__Information shown__.
## begin

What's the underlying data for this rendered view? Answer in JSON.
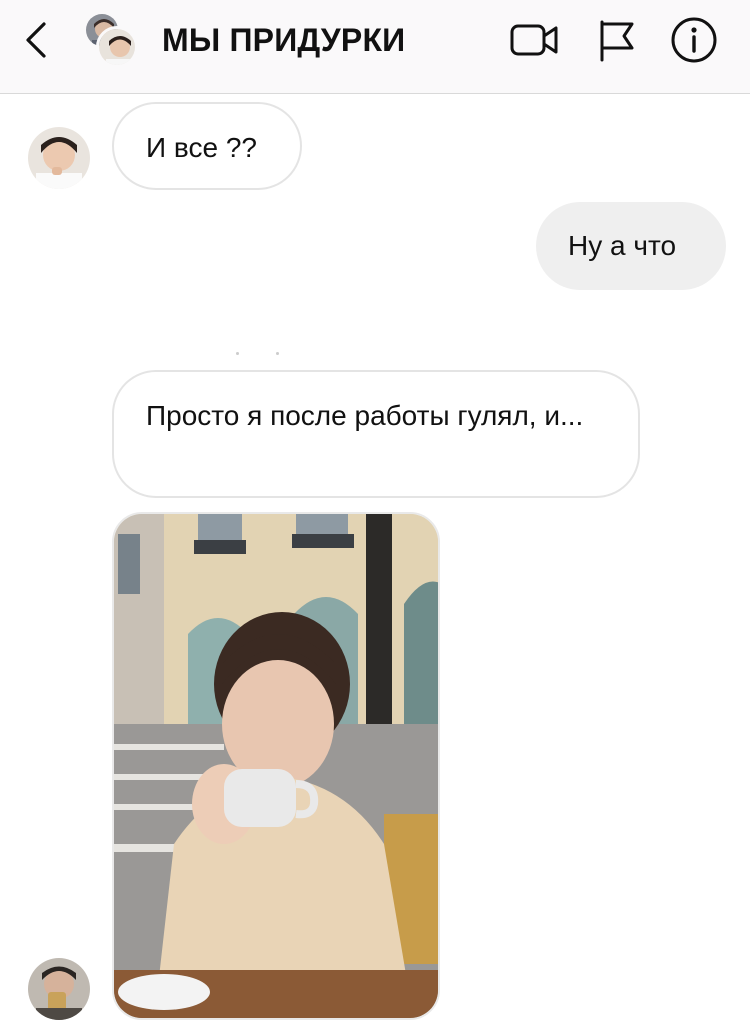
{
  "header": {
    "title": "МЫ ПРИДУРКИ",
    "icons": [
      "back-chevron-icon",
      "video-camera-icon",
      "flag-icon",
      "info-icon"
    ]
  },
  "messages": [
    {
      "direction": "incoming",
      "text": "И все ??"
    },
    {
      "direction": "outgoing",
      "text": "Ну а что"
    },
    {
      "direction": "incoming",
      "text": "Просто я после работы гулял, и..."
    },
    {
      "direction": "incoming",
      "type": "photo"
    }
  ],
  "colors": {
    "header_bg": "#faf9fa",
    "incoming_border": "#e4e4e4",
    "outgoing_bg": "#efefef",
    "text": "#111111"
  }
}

## end

__Exercise brief__. Every line should be retyped exactly, with the pictures omitted.

__Response__.
What's the underlying data for this rendered view? Answer in JSON.
{
  "header": {
    "title": "МЫ ПРИДУРКИ",
    "icons": [
      "back-chevron-icon",
      "video-camera-icon",
      "flag-icon",
      "info-icon"
    ]
  },
  "messages": [
    {
      "direction": "incoming",
      "text": "И все ??"
    },
    {
      "direction": "outgoing",
      "text": "Ну а что"
    },
    {
      "direction": "incoming",
      "text": "Просто я после работы гулял, и..."
    },
    {
      "direction": "incoming",
      "type": "photo"
    }
  ],
  "colors": {
    "header_bg": "#faf9fa",
    "incoming_border": "#e4e4e4",
    "outgoing_bg": "#efefef",
    "text": "#111111"
  }
}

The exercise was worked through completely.